Directive :: In the excerpt below on AI-First applications, rewrite the part between "These are hard" and "to a problem.", inclusive, with "promoting" in place of "touting".

Excerpt ::
□ □ □ □
If you are building an AI-First application, you need to follow the data — and you need a lot of data — so you would likely gravitate towards integrating with big platforms (as in big companies with customers) that have APIs to pull data from. There’s so much valuable data in a CRM system, but five years ago, pretty much no one was applying machine learning to this data to improve sales. The data was, and still is for many companies, untapped. There’s got to be more to CRM than basic data entry and reporting, right? If we could apply machine learning, and if it worked, it could drive more revenue for companies. So naturally, we (Infer) went after CRM (Salesforce, Dynamics, SAP C4C), along with the marketing automation platforms (Marketo, Eloqua, Pardot, HubSpot) and even custom sales and marketing databases (via REST APIs). We helped usher a new category around Predictive Sales and Marketing. Now, with machine learning infrastructure in the open — with flowing (and free) documentation, how-to guides, online courses, open source libraries, cloud services, etc. — machine learning is being democratized. Anyone can model data. Some do it better than others, especially those with more infrastructure (for deep learning and huge data sets) and a better understanding of the algorithms and the underlying data.
You may occasionally get pretty close with off-the-shelf approaches, but it’s almost always better to optimize for a particular problem. By doing so, you’ll not only squeeze out better or slightly better performance, but the understanding you gain from going deep will help you generalize and handle new data inputs better — which is key for knowing how to explain, fix, tweak and train the model over time to maintain or improve performance. It’s very important to understand where the user needs their predictions — and this may not be in just one system, but many. We had to provide open APIs and build direct integrations for Marketo, Eloqua, Salesforce, Microsoft Dynamics, HubSpot, Pardot, Google Analytics and Microsoft Power BI. Integrating into these systems is not fun. Each one has it own challenges: how to push predictions into records without locking out users who are editing at the same time; how to pull all the behavioral activity data out to determine when a prospect will be ready to buy (without exceeding the API limits); how to populate predictions across millions of records in minutes not hours; etc.
These are hard software and systems problems (99% perspiration). In fact, the integration work likely consumed more time than our modeling work. This is what it means to be truly “predictive everywhere.” Some companies like Salesforce are touting this idea, but it’s closed to their stack. For specific solutions like predictive lead scoring, this falls apart quickly, because most mid-market and enterprise companies run lead scoring in marketing automation systems like Marketo, Eloqua and Hubspot. Let’s think about use cases and making predictive disappear in a product. This is a crucial dimension and a clear sign of a mature AI-First company. There are a lot of early startups selling AI as their product to business users. However, most business users don’t want or should want AI — they want a solution to a problem.
□ □ □ □
Extracted material ::

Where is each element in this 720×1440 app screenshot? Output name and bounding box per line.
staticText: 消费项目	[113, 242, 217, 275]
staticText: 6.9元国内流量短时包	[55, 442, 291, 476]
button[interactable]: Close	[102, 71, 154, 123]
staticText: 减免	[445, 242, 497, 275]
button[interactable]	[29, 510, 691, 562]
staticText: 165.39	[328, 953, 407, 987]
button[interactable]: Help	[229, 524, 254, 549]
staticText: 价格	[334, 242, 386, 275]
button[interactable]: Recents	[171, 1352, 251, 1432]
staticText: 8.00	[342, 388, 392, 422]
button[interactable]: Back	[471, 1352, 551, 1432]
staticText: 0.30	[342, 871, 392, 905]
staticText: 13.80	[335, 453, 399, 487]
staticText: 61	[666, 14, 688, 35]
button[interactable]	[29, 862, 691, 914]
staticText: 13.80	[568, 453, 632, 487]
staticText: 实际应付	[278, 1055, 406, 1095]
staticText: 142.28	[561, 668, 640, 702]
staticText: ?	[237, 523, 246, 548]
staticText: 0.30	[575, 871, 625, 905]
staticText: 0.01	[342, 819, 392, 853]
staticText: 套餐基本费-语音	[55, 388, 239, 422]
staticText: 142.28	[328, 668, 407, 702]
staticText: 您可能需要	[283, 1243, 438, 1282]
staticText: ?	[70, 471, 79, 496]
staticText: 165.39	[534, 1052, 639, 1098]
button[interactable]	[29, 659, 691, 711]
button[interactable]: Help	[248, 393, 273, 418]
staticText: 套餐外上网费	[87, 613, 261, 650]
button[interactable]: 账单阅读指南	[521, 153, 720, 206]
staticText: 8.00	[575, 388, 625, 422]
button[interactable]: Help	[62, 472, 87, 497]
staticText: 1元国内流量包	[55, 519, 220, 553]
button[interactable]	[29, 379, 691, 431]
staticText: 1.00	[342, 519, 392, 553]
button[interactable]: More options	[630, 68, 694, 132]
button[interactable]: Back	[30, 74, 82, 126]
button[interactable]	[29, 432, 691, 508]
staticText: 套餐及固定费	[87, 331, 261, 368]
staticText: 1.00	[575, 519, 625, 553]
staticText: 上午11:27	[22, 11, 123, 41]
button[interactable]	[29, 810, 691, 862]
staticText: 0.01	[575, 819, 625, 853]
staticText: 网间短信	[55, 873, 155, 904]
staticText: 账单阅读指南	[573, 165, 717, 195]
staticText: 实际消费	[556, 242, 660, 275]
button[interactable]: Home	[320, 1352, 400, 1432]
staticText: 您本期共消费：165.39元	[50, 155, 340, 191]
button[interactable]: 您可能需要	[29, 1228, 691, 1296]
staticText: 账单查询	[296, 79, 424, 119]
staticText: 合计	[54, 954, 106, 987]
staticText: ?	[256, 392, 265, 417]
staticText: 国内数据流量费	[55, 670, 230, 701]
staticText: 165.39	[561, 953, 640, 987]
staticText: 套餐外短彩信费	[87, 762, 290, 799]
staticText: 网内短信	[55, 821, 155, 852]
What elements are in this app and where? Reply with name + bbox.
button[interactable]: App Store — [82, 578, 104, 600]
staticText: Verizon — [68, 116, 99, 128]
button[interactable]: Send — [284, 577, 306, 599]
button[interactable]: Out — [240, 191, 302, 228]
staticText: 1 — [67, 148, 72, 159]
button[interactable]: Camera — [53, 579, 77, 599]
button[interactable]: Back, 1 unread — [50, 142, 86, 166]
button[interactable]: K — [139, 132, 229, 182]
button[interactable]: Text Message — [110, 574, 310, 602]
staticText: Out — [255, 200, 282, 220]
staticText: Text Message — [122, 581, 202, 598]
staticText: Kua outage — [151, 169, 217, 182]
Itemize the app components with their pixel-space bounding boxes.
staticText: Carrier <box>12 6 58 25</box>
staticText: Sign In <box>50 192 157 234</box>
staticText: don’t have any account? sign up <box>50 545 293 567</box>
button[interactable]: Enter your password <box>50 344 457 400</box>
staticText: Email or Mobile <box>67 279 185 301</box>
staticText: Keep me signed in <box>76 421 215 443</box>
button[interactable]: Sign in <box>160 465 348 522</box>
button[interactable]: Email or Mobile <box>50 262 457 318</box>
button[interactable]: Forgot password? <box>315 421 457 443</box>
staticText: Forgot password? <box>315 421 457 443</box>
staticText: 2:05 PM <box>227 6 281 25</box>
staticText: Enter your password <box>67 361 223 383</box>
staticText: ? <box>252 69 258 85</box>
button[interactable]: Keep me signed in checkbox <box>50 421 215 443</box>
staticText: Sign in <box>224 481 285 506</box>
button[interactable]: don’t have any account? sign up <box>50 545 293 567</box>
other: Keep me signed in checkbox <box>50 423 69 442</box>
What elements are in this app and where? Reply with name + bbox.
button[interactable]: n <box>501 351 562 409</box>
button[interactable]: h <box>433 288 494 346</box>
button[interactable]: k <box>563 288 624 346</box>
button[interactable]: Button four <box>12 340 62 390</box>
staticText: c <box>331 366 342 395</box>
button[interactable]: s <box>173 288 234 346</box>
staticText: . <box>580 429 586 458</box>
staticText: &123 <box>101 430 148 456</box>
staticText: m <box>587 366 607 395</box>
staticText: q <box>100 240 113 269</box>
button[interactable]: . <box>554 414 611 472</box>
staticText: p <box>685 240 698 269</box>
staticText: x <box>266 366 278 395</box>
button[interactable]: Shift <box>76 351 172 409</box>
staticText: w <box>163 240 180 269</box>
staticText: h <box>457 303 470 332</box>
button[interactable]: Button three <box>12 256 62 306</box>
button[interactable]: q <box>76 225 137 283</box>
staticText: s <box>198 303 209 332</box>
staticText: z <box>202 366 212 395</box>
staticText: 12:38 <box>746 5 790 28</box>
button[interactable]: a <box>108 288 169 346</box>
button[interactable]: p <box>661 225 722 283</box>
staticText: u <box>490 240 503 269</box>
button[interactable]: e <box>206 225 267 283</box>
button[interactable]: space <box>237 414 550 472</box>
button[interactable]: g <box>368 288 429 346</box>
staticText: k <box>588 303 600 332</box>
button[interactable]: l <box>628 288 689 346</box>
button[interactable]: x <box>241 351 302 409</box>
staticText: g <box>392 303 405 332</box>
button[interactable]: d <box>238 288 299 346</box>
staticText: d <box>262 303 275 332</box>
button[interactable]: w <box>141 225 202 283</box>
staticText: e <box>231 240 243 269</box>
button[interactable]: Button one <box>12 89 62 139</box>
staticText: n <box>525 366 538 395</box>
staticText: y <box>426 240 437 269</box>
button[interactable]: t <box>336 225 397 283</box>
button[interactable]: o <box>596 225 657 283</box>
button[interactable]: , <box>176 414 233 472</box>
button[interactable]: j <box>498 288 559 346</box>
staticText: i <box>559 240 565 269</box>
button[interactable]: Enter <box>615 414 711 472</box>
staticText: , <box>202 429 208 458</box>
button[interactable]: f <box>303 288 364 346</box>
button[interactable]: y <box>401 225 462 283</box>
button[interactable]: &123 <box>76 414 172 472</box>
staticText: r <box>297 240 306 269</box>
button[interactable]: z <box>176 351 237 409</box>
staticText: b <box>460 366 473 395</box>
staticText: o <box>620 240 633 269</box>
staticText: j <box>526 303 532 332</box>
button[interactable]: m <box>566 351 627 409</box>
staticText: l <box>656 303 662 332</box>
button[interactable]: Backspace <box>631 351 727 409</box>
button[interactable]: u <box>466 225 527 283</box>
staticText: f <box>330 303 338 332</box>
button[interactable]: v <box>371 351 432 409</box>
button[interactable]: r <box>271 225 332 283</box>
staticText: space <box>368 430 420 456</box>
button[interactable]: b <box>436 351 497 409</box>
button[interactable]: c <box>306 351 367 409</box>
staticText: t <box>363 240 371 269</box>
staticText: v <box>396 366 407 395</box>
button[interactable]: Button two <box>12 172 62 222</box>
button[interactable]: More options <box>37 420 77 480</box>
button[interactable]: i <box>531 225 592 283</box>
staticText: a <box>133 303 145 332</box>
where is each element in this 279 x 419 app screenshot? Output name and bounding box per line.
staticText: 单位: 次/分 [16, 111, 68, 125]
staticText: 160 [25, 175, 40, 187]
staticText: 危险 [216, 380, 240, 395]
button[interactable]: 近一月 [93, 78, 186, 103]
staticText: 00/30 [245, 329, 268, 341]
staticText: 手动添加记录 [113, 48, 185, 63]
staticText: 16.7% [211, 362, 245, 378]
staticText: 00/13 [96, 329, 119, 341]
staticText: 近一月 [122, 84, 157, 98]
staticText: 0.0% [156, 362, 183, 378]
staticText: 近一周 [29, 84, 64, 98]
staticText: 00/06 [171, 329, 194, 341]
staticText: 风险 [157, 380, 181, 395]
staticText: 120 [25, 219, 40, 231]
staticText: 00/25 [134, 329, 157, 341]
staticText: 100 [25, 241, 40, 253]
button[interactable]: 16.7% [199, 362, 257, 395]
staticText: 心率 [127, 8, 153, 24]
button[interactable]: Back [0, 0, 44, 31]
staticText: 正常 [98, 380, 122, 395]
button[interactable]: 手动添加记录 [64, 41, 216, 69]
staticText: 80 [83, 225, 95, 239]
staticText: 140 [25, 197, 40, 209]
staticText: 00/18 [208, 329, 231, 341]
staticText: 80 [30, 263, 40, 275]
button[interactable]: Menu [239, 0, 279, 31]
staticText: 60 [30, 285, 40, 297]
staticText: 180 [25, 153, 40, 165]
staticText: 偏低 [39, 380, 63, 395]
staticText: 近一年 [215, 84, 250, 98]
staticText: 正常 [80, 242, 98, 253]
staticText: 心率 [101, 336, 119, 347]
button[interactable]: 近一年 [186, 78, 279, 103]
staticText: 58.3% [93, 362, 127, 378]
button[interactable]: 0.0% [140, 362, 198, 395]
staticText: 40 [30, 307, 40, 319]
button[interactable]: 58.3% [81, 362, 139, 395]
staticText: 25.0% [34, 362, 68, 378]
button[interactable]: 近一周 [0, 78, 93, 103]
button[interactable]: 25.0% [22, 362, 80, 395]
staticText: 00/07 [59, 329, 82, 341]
□ □ □ □
Answer to this task ::
These are hard software and systems problems (99% perspiration). In fact, the integration work likely consumed more time than our modeling work. This is what it means to be truly “predictive everywhere.” Some companies like Salesforce are promoting this idea, but it’s closed to their stack. For specific solutions like predictive lead scoring, this falls apart quickly, because most mid-market and enterprise companies run lead scoring in marketing automation systems like Marketo, Eloqua and Hubspot. Let’s think about use cases and making predictive disappear in a product. This is a crucial dimension and a clear sign of a mature AI-First company. There are a lot of early startups selling AI as their product to business users. However, most business users don’t want or should want AI — they want a solution to a problem.